● What you need to do
Gather every line from the entries below that includes "Step".

** BEGIN Exercise material **

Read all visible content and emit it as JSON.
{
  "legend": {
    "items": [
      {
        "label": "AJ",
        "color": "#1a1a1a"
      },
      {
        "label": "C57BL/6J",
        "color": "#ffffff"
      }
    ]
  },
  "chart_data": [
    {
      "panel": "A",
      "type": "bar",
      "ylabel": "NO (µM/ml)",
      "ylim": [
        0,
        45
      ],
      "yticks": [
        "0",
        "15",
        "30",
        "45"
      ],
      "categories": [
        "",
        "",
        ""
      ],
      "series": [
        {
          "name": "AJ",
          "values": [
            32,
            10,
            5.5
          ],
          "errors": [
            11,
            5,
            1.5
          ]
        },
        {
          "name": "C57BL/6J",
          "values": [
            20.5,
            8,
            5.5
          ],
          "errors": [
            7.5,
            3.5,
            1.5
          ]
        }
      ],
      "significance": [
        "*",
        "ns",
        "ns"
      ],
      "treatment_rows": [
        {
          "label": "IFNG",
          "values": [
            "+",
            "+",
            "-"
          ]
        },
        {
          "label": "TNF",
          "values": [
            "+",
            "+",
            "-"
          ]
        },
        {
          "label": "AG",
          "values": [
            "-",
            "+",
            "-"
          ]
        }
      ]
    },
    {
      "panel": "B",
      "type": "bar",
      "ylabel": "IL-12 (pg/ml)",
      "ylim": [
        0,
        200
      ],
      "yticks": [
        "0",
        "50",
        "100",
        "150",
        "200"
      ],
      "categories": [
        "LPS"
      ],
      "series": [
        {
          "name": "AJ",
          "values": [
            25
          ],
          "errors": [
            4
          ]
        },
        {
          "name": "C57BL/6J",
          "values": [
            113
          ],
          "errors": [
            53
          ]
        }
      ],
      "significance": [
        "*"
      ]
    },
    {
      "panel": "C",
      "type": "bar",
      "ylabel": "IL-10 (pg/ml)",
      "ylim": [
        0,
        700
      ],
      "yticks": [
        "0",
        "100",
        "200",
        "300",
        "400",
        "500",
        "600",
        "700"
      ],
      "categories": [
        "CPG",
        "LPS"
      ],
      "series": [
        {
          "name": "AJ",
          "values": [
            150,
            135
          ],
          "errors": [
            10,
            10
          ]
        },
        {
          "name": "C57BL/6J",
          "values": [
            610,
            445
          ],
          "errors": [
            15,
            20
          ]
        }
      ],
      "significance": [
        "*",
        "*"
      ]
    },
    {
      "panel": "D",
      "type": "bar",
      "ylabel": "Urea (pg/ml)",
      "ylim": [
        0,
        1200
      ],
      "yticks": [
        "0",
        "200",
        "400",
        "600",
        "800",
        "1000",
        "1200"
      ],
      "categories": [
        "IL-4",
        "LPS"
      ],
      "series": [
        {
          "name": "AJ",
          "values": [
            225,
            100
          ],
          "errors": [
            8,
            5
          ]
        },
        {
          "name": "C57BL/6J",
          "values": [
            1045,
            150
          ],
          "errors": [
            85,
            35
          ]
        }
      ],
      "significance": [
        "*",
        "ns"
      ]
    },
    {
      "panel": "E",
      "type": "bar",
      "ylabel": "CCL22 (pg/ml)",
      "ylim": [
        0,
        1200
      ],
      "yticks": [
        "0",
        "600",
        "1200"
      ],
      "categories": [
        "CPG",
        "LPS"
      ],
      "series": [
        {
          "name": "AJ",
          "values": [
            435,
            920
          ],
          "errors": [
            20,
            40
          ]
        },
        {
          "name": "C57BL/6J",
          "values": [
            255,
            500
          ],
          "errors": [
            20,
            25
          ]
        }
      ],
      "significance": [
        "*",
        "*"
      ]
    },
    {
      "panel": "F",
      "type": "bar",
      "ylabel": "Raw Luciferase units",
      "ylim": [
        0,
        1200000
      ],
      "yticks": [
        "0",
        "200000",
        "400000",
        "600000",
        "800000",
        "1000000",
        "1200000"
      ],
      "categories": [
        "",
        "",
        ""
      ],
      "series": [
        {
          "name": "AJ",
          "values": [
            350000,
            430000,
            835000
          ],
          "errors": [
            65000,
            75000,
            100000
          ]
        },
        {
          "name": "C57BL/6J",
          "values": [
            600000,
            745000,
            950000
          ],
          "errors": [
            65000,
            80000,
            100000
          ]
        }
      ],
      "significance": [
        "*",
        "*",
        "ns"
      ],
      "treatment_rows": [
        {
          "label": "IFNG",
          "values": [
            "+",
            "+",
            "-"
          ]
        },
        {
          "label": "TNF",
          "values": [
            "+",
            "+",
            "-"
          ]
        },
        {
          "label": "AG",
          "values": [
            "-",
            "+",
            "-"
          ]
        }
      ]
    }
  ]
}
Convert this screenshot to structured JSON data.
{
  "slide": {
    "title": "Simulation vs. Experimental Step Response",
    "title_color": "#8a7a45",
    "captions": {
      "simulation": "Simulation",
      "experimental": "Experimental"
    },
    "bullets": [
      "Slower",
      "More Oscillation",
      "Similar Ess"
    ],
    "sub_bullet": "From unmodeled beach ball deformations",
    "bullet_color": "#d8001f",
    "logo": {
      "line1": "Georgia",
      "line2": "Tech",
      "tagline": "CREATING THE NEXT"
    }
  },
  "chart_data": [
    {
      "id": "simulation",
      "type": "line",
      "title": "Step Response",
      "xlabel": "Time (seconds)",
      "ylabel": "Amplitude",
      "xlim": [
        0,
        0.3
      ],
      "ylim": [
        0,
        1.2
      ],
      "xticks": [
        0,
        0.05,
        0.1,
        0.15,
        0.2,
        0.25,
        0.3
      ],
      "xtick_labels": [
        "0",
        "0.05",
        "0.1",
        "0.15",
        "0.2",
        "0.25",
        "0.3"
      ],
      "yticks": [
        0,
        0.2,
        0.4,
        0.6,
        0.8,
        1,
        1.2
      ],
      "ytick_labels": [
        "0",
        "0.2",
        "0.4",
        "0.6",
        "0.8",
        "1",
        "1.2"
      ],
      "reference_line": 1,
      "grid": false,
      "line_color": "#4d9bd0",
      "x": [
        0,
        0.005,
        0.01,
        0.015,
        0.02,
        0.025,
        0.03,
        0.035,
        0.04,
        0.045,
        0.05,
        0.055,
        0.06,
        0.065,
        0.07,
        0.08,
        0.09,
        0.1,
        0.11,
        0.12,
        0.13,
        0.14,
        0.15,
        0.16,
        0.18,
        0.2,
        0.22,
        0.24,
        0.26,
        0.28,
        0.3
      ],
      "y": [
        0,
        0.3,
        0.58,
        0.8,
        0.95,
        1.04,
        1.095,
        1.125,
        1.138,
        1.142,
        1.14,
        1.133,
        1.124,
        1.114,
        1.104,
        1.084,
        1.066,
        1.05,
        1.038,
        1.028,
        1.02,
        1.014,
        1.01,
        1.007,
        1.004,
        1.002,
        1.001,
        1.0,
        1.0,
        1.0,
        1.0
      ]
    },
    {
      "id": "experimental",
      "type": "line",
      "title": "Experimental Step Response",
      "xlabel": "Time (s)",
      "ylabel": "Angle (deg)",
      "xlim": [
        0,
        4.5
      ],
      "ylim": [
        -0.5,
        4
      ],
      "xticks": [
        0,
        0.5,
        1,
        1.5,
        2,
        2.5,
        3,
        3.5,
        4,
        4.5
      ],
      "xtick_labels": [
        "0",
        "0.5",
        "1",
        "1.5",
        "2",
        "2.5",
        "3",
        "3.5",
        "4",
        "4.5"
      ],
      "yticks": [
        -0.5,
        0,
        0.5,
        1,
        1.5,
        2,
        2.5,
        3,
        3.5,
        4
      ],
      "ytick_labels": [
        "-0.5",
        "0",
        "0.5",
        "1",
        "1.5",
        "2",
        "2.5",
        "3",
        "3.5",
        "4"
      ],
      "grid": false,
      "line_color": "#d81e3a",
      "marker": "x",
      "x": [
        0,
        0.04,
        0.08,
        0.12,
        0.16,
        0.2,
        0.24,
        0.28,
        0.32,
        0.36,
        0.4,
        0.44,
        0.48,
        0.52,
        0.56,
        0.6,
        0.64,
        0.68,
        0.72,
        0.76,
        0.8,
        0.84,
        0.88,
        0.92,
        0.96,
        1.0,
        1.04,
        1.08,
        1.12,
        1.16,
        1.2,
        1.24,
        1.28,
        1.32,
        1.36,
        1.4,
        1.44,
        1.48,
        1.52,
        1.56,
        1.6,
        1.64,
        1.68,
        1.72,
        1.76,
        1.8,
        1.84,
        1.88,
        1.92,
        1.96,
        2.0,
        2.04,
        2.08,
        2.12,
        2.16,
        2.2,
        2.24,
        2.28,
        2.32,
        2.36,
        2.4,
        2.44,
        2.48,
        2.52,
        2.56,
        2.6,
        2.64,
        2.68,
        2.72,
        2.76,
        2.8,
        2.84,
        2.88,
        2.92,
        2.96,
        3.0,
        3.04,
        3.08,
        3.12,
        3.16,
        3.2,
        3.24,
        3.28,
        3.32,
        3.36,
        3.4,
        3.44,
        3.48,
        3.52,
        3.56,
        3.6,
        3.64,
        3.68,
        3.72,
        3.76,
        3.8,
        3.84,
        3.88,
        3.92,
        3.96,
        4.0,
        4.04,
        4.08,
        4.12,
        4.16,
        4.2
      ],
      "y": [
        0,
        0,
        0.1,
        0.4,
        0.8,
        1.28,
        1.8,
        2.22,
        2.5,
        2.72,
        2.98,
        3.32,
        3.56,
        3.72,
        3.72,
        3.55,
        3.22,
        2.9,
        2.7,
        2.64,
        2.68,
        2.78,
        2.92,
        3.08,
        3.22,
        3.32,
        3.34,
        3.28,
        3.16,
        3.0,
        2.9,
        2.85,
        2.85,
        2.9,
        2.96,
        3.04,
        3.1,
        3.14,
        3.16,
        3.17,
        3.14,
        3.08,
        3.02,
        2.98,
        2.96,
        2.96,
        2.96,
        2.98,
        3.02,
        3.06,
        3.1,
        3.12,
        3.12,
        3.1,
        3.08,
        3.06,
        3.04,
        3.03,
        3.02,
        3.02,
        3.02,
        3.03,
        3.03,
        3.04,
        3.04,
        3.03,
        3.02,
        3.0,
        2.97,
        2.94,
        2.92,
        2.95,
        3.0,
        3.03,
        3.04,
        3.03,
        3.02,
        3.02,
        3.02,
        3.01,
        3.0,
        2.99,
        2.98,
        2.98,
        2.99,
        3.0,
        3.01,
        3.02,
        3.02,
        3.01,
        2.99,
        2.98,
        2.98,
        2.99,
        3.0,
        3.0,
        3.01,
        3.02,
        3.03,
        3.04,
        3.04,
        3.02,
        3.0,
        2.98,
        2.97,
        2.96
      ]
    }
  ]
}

** END Exercise material **

● Written response
    "title": "Simulation vs. Experimental Step Response",
      "title": "Step Response",
      "title": "Experimental Step Response",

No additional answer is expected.